Provided information
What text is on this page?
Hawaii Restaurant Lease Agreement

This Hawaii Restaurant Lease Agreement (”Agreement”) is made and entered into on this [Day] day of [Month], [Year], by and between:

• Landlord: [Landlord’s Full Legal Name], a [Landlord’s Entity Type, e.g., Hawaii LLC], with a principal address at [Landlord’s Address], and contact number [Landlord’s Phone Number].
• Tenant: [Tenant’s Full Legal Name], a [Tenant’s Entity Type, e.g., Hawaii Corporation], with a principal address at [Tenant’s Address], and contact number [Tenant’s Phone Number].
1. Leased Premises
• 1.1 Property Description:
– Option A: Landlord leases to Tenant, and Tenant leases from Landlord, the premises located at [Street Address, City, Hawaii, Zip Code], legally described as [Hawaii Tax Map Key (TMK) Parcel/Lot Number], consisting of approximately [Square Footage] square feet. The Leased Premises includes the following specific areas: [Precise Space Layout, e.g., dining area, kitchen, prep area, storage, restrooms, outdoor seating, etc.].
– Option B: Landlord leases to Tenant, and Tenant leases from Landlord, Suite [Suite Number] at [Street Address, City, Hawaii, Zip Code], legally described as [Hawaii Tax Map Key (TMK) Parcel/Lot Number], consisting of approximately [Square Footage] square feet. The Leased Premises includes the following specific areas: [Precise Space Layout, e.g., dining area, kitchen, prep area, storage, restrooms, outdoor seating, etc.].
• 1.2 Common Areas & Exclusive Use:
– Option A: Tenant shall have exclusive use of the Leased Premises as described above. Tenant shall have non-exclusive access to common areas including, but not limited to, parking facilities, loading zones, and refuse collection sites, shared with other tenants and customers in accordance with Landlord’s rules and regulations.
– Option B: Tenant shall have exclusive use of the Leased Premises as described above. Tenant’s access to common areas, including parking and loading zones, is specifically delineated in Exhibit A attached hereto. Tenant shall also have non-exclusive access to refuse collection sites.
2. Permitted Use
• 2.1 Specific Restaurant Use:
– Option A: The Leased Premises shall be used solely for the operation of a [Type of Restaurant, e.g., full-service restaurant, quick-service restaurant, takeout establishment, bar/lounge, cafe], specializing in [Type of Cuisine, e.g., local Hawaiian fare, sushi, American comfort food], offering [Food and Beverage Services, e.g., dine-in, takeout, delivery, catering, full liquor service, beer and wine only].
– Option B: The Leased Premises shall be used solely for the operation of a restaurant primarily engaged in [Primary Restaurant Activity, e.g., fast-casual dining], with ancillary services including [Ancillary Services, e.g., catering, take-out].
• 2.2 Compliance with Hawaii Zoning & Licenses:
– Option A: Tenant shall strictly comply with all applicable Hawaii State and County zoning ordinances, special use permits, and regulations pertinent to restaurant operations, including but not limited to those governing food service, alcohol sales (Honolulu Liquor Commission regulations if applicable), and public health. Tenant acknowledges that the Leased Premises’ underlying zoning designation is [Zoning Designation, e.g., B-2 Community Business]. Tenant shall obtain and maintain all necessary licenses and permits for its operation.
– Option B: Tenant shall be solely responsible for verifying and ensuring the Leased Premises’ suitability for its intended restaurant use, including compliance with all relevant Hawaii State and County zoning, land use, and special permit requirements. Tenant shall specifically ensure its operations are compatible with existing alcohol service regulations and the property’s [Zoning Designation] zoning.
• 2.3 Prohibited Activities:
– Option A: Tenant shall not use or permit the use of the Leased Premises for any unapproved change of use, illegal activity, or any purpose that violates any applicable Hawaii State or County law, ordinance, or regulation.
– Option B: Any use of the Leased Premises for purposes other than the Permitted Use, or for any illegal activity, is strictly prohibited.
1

Task requirements
Using the records above, gather all lines where the string "Footage" is present.

The response
– Option A: Landlord leases to Tenant, and Tenant leases from Landlord, the premises located at [Street Address, City, Hawaii, Zip Code], legally described as [Hawaii Tax Map Key (TMK) Parcel/Lot Number], consisting of approximately [Square Footage] square feet. The Leased Premises includes the following specific areas: [Precise Space Layout, e.g., dining area, kitchen, prep area, storage, restrooms, outdoor seating, etc.].
– Option B: Landlord leases to Tenant, and Tenant leases from Landlord, Suite [Suite Number] at [Street Address, City, Hawaii, Zip Code], legally described as [Hawaii Tax Map Key (TMK) Parcel/Lot Number], consisting of approximately [Square Footage] square feet. The Leased Premises includes the following specific areas: [Precise Space Layout, e.g., dining area, kitchen, prep area, storage, restrooms, outdoor seating, etc.].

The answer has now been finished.